[Items from a data source]
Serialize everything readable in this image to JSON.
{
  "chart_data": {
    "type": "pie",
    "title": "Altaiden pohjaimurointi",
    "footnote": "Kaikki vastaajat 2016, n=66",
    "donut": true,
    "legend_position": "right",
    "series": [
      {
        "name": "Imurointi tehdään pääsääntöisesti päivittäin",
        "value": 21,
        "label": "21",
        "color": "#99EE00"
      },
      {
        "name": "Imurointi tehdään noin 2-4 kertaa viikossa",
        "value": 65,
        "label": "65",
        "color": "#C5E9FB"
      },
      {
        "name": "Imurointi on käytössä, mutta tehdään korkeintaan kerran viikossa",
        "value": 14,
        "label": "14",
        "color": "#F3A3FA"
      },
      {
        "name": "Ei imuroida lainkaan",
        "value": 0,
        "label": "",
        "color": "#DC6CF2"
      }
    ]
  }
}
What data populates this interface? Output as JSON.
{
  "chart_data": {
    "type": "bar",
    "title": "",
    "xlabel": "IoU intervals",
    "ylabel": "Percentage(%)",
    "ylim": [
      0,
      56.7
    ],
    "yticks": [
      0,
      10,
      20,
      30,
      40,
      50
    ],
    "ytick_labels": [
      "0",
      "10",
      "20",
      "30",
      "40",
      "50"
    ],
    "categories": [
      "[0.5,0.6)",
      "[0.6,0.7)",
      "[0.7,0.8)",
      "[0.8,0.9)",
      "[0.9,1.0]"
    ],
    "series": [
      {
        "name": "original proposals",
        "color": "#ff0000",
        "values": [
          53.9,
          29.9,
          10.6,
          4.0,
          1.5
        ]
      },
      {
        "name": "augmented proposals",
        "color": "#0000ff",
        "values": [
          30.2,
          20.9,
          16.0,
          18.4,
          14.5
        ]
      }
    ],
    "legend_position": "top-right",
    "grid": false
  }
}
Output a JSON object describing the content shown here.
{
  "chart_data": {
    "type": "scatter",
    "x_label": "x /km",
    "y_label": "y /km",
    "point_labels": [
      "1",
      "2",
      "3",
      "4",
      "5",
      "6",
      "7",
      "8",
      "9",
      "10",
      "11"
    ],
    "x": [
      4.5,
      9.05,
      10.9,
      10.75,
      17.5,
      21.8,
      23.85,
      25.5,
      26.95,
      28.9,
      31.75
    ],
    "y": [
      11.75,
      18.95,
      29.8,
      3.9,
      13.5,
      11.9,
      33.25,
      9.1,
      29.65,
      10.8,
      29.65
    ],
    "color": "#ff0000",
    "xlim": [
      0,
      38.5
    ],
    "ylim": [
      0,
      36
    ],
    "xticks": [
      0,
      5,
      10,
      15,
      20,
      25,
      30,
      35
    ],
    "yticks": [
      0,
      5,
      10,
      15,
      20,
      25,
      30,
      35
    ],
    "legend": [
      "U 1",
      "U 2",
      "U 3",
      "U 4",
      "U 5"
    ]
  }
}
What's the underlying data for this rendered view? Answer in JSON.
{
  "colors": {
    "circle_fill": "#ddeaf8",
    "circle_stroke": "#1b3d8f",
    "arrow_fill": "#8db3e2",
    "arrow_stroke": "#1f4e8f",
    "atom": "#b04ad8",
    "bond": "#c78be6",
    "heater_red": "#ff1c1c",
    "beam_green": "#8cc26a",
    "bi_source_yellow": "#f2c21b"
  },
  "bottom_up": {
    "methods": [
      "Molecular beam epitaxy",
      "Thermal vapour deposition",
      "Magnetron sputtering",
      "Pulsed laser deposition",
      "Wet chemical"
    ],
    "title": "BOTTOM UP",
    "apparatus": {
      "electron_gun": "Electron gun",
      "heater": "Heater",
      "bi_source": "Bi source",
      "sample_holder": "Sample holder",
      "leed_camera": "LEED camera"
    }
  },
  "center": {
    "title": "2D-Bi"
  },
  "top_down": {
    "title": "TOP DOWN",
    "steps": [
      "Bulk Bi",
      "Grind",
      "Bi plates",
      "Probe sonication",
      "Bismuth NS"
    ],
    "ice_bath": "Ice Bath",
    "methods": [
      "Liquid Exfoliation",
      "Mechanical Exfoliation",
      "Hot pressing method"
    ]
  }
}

Task brief: Output all of the material exactly as written.

Solution for this exercise:
Serialize everything readable in this image to JSON.
{
  "chart_data": {
    "type": "pie",
    "title": "Altaiden pohjaimurointi",
    "footnote": "Kaikki vastaajat 2016, n=66",
    "donut": true,
    "legend_position": "right",
    "series": [
      {
        "name": "Imurointi tehdään pääsääntöisesti päivittäin",
        "value": 21,
        "label": "21",
        "color": "#99EE00"
      },
      {
        "name": "Imurointi tehdään noin 2-4 kertaa viikossa",
        "value": 65,
        "label": "65",
        "color": "#C5E9FB"
      },
      {
        "name": "Imurointi on käytössä, mutta tehdään korkeintaan kerran viikossa",
        "value": 14,
        "label": "14",
        "color": "#F3A3FA"
      },
      {
        "name": "Ei imuroida lainkaan",
        "value": 0,
        "label": "",
        "color": "#DC6CF2"
      }
    ]
  }
}
What data populates this interface? Output as JSON.
{
  "chart_data": {
    "type": "bar",
    "title": "",
    "xlabel": "IoU intervals",
    "ylabel": "Percentage(%)",
    "ylim": [
      0,
      56.7
    ],
    "yticks": [
      0,
      10,
      20,
      30,
      40,
      50
    ],
    "ytick_labels": [
      "0",
      "10",
      "20",
      "30",
      "40",
      "50"
    ],
    "categories": [
      "[0.5,0.6)",
      "[0.6,0.7)",
      "[0.7,0.8)",
      "[0.8,0.9)",
      "[0.9,1.0]"
    ],
    "series": [
      {
        "name": "original proposals",
        "color": "#ff0000",
        "values": [
          53.9,
          29.9,
          10.6,
          4.0,
          1.5
        ]
      },
      {
        "name": "augmented proposals",
        "color": "#0000ff",
        "values": [
          30.2,
          20.9,
          16.0,
          18.4,
          14.5
        ]
      }
    ],
    "legend_position": "top-right",
    "grid": false
  }
}
Output a JSON object describing the content shown here.
{
  "chart_data": {
    "type": "scatter",
    "x_label": "x /km",
    "y_label": "y /km",
    "point_labels": [
      "1",
      "2",
      "3",
      "4",
      "5",
      "6",
      "7",
      "8",
      "9",
      "10",
      "11"
    ],
    "x": [
      4.5,
      9.05,
      10.9,
      10.75,
      17.5,
      21.8,
      23.85,
      25.5,
      26.95,
      28.9,
      31.75
    ],
    "y": [
      11.75,
      18.95,
      29.8,
      3.9,
      13.5,
      11.9,
      33.25,
      9.1,
      29.65,
      10.8,
      29.65
    ],
    "color": "#ff0000",
    "xlim": [
      0,
      38.5
    ],
    "ylim": [
      0,
      36
    ],
    "xticks": [
      0,
      5,
      10,
      15,
      20,
      25,
      30,
      35
    ],
    "yticks": [
      0,
      5,
      10,
      15,
      20,
      25,
      30,
      35
    ],
    "legend": [
      "U 1",
      "U 2",
      "U 3",
      "U 4",
      "U 5"
    ]
  }
}
What's the underlying data for this rendered view? Answer in JSON.
{
  "colors": {
    "circle_fill": "#ddeaf8",
    "circle_stroke": "#1b3d8f",
    "arrow_fill": "#8db3e2",
    "arrow_stroke": "#1f4e8f",
    "atom": "#b04ad8",
    "bond": "#c78be6",
    "heater_red": "#ff1c1c",
    "beam_green": "#8cc26a",
    "bi_source_yellow": "#f2c21b"
  },
  "bottom_up": {
    "methods": [
      "Molecular beam epitaxy",
      "Thermal vapour deposition",
      "Magnetron sputtering",
      "Pulsed laser deposition",
      "Wet chemical"
    ],
    "title": "BOTTOM UP",
    "apparatus": {
      "electron_gun": "Electron gun",
      "heater": "Heater",
      "bi_source": "Bi source",
      "sample_holder": "Sample holder",
      "leed_camera": "LEED camera"
    }
  },
  "center": {
    "title": "2D-Bi"
  },
  "top_down": {
    "title": "TOP DOWN",
    "steps": [
      "Bulk Bi",
      "Grind",
      "Bi plates",
      "Probe sonication",
      "Bismuth NS"
    ],
    "ice_bath": "Ice Bath",
    "methods": [
      "Liquid Exfoliation",
      "Mechanical Exfoliation",
      "Hot pressing method"
    ]
  }
}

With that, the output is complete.